• [PROVIDED RECORDS]:
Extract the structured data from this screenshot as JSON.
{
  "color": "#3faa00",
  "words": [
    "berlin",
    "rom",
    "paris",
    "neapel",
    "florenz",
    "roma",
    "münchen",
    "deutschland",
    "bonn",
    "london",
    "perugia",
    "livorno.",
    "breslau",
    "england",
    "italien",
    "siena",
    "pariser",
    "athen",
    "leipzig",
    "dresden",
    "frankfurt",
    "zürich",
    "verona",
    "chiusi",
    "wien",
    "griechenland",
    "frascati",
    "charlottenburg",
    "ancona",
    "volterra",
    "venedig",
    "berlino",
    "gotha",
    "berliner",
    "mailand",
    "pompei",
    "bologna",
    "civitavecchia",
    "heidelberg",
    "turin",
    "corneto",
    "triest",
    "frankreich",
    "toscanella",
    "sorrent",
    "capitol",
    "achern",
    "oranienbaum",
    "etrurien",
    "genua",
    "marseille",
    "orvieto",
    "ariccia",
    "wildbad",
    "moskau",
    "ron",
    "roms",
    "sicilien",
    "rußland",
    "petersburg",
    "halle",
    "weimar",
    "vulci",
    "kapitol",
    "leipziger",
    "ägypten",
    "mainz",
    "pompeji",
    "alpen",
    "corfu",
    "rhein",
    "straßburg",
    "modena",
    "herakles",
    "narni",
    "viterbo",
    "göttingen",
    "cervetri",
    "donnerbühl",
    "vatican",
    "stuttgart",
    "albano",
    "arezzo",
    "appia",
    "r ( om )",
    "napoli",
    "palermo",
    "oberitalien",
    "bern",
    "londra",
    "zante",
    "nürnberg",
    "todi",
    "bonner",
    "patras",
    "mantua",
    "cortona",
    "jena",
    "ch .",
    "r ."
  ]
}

• [EXERCISE PROMPT]: Each line of the material should be duplicated exactly, please.

• [WORKED ANSWER]:
Extract the structured data from this screenshot as JSON.
{
  "color": "#3faa00",
  "words": [
    "berlin",
    "rom",
    "paris",
    "neapel",
    "florenz",
    "roma",
    "münchen",
    "deutschland",
    "bonn",
    "london",
    "perugia",
    "livorno.",
    "breslau",
    "england",
    "italien",
    "siena",
    "pariser",
    "athen",
    "leipzig",
    "dresden",
    "frankfurt",
    "zürich",
    "verona",
    "chiusi",
    "wien",
    "griechenland",
    "frascati",
    "charlottenburg",
    "ancona",
    "volterra",
    "venedig",
    "berlino",
    "gotha",
    "berliner",
    "mailand",
    "pompei",
    "bologna",
    "civitavecchia",
    "heidelberg",
    "turin",
    "corneto",
    "triest",
    "frankreich",
    "toscanella",
    "sorrent",
    "capitol",
    "achern",
    "oranienbaum",
    "etrurien",
    "genua",
    "marseille",
    "orvieto",
    "ariccia",
    "wildbad",
    "moskau",
    "ron",
    "roms",
    "sicilien",
    "rußland",
    "petersburg",
    "halle",
    "weimar",
    "vulci",
    "kapitol",
    "leipziger",
    "ägypten",
    "mainz",
    "pompeji",
    "alpen",
    "corfu",
    "rhein",
    "straßburg",
    "modena",
    "herakles",
    "narni",
    "viterbo",
    "göttingen",
    "cervetri",
    "donnerbühl",
    "vatican",
    "stuttgart",
    "albano",
    "arezzo",
    "appia",
    "r ( om )",
    "napoli",
    "palermo",
    "oberitalien",
    "bern",
    "londra",
    "zante",
    "nürnberg",
    "todi",
    "bonner",
    "patras",
    "mantua",
    "cortona",
    "jena",
    "ch .",
    "r ."
  ]
}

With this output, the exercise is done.